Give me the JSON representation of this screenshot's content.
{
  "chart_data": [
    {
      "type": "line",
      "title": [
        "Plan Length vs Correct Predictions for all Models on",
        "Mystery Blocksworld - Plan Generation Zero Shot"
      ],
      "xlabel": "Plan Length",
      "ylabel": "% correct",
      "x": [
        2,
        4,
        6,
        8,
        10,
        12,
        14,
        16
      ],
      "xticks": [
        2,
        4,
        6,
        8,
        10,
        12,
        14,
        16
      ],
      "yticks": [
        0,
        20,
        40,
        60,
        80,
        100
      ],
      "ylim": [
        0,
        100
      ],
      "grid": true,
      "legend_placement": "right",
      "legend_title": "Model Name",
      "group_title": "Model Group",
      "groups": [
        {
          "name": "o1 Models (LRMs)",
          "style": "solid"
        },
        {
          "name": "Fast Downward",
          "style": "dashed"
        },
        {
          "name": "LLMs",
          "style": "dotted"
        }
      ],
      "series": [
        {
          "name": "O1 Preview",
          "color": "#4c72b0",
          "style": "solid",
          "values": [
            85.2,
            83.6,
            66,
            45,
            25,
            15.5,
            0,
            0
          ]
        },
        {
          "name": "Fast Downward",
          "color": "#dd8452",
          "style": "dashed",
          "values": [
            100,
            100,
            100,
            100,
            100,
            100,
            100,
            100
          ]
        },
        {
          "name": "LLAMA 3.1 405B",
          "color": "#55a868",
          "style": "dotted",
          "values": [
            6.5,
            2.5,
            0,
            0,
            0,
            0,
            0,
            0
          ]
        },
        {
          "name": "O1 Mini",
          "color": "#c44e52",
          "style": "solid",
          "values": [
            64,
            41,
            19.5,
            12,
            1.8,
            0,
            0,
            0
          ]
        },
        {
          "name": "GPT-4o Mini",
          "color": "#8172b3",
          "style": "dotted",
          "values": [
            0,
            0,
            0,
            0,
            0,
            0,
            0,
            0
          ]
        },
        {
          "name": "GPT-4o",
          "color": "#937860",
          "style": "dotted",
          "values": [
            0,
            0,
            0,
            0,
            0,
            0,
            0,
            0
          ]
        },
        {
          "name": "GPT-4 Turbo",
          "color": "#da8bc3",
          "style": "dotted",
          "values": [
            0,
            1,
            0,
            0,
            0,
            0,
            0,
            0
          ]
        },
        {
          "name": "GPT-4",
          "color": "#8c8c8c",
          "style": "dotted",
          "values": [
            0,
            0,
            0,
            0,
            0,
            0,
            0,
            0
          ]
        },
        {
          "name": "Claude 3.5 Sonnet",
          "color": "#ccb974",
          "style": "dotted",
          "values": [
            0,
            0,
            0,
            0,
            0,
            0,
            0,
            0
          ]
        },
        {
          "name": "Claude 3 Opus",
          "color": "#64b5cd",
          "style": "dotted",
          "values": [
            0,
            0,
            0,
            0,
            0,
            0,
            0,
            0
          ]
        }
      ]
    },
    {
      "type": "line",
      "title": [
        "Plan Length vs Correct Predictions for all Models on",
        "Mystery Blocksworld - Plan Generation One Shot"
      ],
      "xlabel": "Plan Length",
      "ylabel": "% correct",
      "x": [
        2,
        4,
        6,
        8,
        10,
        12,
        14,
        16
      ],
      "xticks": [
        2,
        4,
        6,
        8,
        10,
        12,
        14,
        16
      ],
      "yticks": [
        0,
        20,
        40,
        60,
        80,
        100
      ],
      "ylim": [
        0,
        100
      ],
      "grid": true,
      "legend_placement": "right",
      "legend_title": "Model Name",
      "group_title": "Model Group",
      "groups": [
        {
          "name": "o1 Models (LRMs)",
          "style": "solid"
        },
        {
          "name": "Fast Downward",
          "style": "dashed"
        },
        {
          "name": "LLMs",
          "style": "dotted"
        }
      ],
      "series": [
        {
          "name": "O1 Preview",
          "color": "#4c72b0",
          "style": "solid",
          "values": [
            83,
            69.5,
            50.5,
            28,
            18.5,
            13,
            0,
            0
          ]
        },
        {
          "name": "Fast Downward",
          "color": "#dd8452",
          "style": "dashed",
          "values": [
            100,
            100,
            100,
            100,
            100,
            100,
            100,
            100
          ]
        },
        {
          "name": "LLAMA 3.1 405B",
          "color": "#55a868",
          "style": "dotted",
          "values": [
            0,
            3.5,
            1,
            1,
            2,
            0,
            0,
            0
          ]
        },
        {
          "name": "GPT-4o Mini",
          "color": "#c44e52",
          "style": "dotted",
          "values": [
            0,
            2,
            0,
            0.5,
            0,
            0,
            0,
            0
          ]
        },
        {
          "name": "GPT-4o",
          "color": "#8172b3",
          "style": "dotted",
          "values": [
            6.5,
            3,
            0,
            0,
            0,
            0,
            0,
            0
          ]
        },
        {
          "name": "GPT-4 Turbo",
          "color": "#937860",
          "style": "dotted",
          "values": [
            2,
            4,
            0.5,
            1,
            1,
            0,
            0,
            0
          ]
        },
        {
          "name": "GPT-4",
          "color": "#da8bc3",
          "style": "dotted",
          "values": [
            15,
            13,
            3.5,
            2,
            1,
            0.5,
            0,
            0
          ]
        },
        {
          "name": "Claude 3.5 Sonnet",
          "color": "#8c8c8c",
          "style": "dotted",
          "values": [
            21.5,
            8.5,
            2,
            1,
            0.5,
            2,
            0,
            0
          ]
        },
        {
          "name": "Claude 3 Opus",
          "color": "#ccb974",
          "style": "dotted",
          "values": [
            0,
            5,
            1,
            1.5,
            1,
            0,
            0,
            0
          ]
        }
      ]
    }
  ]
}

##########

* _EXERCISE TASK_
Copy out each record from above, exactly.

* _WORKED SOLUTION_
Give me the JSON representation of this screenshot's content.
{
  "chart_data": [
    {
      "type": "line",
      "title": [
        "Plan Length vs Correct Predictions for all Models on",
        "Mystery Blocksworld - Plan Generation Zero Shot"
      ],
      "xlabel": "Plan Length",
      "ylabel": "% correct",
      "x": [
        2,
        4,
        6,
        8,
        10,
        12,
        14,
        16
      ],
      "xticks": [
        2,
        4,
        6,
        8,
        10,
        12,
        14,
        16
      ],
      "yticks": [
        0,
        20,
        40,
        60,
        80,
        100
      ],
      "ylim": [
        0,
        100
      ],
      "grid": true,
      "legend_placement": "right",
      "legend_title": "Model Name",
      "group_title": "Model Group",
      "groups": [
        {
          "name": "o1 Models (LRMs)",
          "style": "solid"
        },
        {
          "name": "Fast Downward",
          "style": "dashed"
        },
        {
          "name": "LLMs",
          "style": "dotted"
        }
      ],
      "series": [
        {
          "name": "O1 Preview",
          "color": "#4c72b0",
          "style": "solid",
          "values": [
            85.2,
            83.6,
            66,
            45,
            25,
            15.5,
            0,
            0
          ]
        },
        {
          "name": "Fast Downward",
          "color": "#dd8452",
          "style": "dashed",
          "values": [
            100,
            100,
            100,
            100,
            100,
            100,
            100,
            100
          ]
        },
        {
          "name": "LLAMA 3.1 405B",
          "color": "#55a868",
          "style": "dotted",
          "values": [
            6.5,
            2.5,
            0,
            0,
            0,
            0,
            0,
            0
          ]
        },
        {
          "name": "O1 Mini",
          "color": "#c44e52",
          "style": "solid",
          "values": [
            64,
            41,
            19.5,
            12,
            1.8,
            0,
            0,
            0
          ]
        },
        {
          "name": "GPT-4o Mini",
          "color": "#8172b3",
          "style": "dotted",
          "values": [
            0,
            0,
            0,
            0,
            0,
            0,
            0,
            0
          ]
        },
        {
          "name": "GPT-4o",
          "color": "#937860",
          "style": "dotted",
          "values": [
            0,
            0,
            0,
            0,
            0,
            0,
            0,
            0
          ]
        },
        {
          "name": "GPT-4 Turbo",
          "color": "#da8bc3",
          "style": "dotted",
          "values": [
            0,
            1,
            0,
            0,
            0,
            0,
            0,
            0
          ]
        },
        {
          "name": "GPT-4",
          "color": "#8c8c8c",
          "style": "dotted",
          "values": [
            0,
            0,
            0,
            0,
            0,
            0,
            0,
            0
          ]
        },
        {
          "name": "Claude 3.5 Sonnet",
          "color": "#ccb974",
          "style": "dotted",
          "values": [
            0,
            0,
            0,
            0,
            0,
            0,
            0,
            0
          ]
        },
        {
          "name": "Claude 3 Opus",
          "color": "#64b5cd",
          "style": "dotted",
          "values": [
            0,
            0,
            0,
            0,
            0,
            0,
            0,
            0
          ]
        }
      ]
    },
    {
      "type": "line",
      "title": [
        "Plan Length vs Correct Predictions for all Models on",
        "Mystery Blocksworld - Plan Generation One Shot"
      ],
      "xlabel": "Plan Length",
      "ylabel": "% correct",
      "x": [
        2,
        4,
        6,
        8,
        10,
        12,
        14,
        16
      ],
      "xticks": [
        2,
        4,
        6,
        8,
        10,
        12,
        14,
        16
      ],
      "yticks": [
        0,
        20,
        40,
        60,
        80,
        100
      ],
      "ylim": [
        0,
        100
      ],
      "grid": true,
      "legend_placement": "right",
      "legend_title": "Model Name",
      "group_title": "Model Group",
      "groups": [
        {
          "name": "o1 Models (LRMs)",
          "style": "solid"
        },
        {
          "name": "Fast Downward",
          "style": "dashed"
        },
        {
          "name": "LLMs",
          "style": "dotted"
        }
      ],
      "series": [
        {
          "name": "O1 Preview",
          "color": "#4c72b0",
          "style": "solid",
          "values": [
            83,
            69.5,
            50.5,
            28,
            18.5,
            13,
            0,
            0
          ]
        },
        {
          "name": "Fast Downward",
          "color": "#dd8452",
          "style": "dashed",
          "values": [
            100,
            100,
            100,
            100,
            100,
            100,
            100,
            100
          ]
        },
        {
          "name": "LLAMA 3.1 405B",
          "color": "#55a868",
          "style": "dotted",
          "values": [
            0,
            3.5,
            1,
            1,
            2,
            0,
            0,
            0
          ]
        },
        {
          "name": "GPT-4o Mini",
          "color": "#c44e52",
          "style": "dotted",
          "values": [
            0,
            2,
            0,
            0.5,
            0,
            0,
            0,
            0
          ]
        },
        {
          "name": "GPT-4o",
          "color": "#8172b3",
          "style": "dotted",
          "values": [
            6.5,
            3,
            0,
            0,
            0,
            0,
            0,
            0
          ]
        },
        {
          "name": "GPT-4 Turbo",
          "color": "#937860",
          "style": "dotted",
          "values": [
            2,
            4,
            0.5,
            1,
            1,
            0,
            0,
            0
          ]
        },
        {
          "name": "GPT-4",
          "color": "#da8bc3",
          "style": "dotted",
          "values": [
            15,
            13,
            3.5,
            2,
            1,
            0.5,
            0,
            0
          ]
        },
        {
          "name": "Claude 3.5 Sonnet",
          "color": "#8c8c8c",
          "style": "dotted",
          "values": [
            21.5,
            8.5,
            2,
            1,
            0.5,
            2,
            0,
            0
          ]
        },
        {
          "name": "Claude 3 Opus",
          "color": "#ccb974",
          "style": "dotted",
          "values": [
            0,
            5,
            1,
            1.5,
            1,
            0,
            0,
            0
          ]
        }
      ]
    }
  ]
}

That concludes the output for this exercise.